- EXERCISE DIRECTIONS
Scan the data beneath this task and copy each line that includes "Object".

___ DATA LINES ___

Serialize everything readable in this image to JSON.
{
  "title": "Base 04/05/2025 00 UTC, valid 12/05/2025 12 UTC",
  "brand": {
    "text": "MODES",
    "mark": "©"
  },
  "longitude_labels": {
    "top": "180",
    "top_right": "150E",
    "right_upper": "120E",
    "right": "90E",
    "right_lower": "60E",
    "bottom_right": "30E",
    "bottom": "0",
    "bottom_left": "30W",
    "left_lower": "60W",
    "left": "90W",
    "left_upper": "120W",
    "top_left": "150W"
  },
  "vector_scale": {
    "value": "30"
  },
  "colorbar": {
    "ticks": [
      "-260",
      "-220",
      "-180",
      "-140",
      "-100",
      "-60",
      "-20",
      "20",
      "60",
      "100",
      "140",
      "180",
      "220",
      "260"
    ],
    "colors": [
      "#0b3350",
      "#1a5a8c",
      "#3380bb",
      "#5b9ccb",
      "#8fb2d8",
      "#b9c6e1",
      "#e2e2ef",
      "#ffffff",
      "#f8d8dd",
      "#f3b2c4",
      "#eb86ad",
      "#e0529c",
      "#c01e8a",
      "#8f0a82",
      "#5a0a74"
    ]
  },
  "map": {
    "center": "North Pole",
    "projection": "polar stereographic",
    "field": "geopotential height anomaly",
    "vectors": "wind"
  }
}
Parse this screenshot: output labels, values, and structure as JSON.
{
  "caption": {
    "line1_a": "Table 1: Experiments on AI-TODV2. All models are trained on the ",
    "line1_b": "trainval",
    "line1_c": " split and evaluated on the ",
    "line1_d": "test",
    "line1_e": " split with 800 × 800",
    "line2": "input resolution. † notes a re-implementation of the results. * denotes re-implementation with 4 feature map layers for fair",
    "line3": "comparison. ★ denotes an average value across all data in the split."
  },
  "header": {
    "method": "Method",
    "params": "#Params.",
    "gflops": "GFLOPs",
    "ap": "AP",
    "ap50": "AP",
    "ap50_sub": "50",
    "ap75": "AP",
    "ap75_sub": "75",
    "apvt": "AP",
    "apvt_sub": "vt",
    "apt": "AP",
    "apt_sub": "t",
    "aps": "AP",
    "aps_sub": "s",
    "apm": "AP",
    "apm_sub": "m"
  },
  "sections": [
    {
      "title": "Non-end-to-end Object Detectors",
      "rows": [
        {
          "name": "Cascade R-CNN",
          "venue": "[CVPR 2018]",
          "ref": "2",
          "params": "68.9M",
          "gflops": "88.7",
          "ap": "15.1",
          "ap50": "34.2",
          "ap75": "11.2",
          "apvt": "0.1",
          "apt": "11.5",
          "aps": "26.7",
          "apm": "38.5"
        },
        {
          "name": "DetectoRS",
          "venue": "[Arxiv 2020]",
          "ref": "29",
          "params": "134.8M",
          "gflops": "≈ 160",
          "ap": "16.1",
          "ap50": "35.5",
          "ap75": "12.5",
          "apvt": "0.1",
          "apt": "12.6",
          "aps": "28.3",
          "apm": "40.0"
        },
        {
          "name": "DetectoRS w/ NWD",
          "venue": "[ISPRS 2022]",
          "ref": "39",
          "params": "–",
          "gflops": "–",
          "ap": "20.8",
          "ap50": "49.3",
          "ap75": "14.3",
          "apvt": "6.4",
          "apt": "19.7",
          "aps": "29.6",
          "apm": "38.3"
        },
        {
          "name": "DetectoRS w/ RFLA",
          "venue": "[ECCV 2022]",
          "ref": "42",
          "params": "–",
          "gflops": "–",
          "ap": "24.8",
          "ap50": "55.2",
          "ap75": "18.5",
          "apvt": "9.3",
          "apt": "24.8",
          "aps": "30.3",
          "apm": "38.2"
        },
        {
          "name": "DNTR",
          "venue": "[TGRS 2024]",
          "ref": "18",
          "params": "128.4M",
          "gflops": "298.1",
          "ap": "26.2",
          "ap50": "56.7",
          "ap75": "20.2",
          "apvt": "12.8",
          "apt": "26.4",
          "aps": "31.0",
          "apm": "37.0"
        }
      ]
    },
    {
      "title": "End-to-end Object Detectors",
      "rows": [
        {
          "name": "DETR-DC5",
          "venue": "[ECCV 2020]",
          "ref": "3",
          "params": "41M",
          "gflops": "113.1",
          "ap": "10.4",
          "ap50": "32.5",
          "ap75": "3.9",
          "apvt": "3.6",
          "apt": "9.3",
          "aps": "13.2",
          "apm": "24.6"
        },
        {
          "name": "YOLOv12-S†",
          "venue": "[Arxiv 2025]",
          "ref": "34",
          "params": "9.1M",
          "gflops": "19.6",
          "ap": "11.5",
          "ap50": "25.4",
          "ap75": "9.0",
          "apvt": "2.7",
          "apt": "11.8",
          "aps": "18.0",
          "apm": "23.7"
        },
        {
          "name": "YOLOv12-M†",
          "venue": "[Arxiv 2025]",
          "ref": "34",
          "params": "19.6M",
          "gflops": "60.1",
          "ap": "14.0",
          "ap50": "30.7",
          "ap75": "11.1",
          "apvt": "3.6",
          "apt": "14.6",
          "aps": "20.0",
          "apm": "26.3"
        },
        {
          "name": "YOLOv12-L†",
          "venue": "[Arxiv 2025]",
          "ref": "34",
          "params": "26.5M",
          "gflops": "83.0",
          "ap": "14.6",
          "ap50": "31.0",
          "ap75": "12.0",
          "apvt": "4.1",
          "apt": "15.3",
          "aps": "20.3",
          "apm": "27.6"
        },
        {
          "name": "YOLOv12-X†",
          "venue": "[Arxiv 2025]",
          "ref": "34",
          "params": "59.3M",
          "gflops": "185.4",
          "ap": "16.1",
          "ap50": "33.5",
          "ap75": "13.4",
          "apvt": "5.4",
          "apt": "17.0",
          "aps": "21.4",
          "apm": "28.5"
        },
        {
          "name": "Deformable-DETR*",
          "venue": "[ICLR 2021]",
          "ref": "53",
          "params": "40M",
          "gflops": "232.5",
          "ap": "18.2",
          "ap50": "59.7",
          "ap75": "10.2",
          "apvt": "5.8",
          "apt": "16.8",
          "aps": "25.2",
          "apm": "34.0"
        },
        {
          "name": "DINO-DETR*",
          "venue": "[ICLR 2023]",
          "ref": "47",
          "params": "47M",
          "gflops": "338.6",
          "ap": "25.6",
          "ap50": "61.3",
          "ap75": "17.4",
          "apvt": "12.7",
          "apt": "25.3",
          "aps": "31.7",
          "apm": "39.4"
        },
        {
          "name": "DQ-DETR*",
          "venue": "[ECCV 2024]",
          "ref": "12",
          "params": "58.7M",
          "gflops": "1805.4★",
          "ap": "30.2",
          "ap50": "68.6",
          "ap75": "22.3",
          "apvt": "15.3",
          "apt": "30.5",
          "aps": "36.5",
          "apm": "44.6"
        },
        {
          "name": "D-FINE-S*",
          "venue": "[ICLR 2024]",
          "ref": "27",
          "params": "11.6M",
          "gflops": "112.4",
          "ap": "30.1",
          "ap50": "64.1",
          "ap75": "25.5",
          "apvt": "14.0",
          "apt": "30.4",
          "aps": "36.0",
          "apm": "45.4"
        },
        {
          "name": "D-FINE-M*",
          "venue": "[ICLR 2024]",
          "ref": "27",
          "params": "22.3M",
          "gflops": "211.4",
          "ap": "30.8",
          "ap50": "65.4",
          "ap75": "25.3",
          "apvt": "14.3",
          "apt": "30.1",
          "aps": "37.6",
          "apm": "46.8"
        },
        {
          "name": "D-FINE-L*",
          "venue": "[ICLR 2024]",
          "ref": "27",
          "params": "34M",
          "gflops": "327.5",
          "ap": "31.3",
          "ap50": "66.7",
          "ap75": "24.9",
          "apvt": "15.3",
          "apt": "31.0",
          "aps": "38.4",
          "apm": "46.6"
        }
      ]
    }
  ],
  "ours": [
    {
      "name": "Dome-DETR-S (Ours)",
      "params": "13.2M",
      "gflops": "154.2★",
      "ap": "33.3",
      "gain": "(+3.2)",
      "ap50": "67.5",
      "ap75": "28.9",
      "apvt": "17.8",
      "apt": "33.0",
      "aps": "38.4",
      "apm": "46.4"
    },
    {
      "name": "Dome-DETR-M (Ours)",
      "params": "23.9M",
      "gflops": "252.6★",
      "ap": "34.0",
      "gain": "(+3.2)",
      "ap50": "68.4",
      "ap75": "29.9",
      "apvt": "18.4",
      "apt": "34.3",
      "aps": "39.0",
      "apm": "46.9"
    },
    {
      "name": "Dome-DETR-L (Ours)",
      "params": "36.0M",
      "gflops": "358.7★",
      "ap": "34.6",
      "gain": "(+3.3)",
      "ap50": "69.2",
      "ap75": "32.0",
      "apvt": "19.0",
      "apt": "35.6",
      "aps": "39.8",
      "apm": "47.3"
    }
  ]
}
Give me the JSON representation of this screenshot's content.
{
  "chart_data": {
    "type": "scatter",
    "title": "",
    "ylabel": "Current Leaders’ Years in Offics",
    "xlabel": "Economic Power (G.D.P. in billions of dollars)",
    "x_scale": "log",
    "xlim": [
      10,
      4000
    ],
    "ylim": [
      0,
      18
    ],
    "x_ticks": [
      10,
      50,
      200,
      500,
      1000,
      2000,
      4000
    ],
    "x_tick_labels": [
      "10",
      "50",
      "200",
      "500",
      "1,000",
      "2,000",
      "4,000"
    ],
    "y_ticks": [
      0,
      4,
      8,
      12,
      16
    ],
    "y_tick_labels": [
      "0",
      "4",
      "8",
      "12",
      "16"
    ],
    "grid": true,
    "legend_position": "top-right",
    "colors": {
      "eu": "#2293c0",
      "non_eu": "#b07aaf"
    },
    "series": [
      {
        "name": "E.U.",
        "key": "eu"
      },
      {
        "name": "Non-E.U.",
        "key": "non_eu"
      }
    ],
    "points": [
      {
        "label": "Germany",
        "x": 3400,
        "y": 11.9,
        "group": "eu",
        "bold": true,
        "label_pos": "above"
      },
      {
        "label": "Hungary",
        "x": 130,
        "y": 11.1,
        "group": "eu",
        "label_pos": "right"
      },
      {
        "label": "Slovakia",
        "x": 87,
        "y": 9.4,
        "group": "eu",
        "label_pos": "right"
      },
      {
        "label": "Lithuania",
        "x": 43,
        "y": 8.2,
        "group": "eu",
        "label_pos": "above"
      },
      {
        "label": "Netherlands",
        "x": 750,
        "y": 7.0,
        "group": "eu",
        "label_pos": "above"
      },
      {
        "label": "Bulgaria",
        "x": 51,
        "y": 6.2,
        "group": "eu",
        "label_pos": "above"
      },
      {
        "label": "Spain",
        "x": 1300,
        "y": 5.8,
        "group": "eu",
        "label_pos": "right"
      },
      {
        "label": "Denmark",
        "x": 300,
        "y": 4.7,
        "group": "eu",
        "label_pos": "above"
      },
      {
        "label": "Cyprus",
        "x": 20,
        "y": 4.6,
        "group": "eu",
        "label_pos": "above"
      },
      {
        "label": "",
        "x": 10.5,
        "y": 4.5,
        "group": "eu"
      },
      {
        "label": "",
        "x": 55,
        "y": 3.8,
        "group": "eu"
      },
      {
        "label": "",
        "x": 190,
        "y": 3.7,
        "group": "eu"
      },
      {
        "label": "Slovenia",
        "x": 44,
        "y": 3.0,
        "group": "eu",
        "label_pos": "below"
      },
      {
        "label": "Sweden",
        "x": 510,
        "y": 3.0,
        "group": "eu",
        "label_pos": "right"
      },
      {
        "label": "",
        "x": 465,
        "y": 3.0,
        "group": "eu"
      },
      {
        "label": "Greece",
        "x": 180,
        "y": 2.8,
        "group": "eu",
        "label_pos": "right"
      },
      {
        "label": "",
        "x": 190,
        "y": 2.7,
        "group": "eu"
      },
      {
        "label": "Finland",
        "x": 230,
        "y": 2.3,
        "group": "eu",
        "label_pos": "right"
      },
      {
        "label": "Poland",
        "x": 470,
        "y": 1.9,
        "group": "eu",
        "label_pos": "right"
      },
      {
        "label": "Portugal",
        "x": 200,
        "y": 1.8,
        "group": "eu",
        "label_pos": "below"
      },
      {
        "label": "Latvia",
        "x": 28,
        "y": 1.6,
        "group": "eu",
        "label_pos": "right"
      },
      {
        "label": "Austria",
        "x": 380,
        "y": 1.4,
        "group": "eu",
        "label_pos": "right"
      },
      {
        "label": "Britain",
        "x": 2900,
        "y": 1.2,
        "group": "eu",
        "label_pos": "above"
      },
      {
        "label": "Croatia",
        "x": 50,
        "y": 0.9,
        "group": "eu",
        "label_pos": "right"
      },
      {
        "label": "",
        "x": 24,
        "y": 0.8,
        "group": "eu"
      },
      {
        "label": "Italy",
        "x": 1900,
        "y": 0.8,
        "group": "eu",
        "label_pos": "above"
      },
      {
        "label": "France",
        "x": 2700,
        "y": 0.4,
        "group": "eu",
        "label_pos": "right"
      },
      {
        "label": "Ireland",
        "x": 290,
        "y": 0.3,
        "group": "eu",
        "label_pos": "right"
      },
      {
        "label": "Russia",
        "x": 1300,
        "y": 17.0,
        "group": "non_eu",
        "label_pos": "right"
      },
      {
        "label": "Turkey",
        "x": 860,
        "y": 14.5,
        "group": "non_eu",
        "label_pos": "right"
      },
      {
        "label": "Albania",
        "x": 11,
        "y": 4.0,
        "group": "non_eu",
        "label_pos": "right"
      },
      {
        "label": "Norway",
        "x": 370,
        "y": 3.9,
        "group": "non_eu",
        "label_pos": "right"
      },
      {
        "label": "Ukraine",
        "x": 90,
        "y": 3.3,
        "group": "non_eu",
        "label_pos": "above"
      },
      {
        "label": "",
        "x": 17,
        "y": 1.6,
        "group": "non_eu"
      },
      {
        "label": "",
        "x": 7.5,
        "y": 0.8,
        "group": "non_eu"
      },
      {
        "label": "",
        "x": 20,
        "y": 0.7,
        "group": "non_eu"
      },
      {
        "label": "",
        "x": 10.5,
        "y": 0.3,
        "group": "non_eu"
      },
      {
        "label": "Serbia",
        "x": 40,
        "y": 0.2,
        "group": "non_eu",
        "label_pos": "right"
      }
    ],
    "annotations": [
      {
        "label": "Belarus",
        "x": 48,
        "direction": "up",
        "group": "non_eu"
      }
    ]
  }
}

___

- OUTPUT OF THE TASK
      "title": "Non-end-to-end Object Detectors",
      "title": "End-to-end Object Detectors",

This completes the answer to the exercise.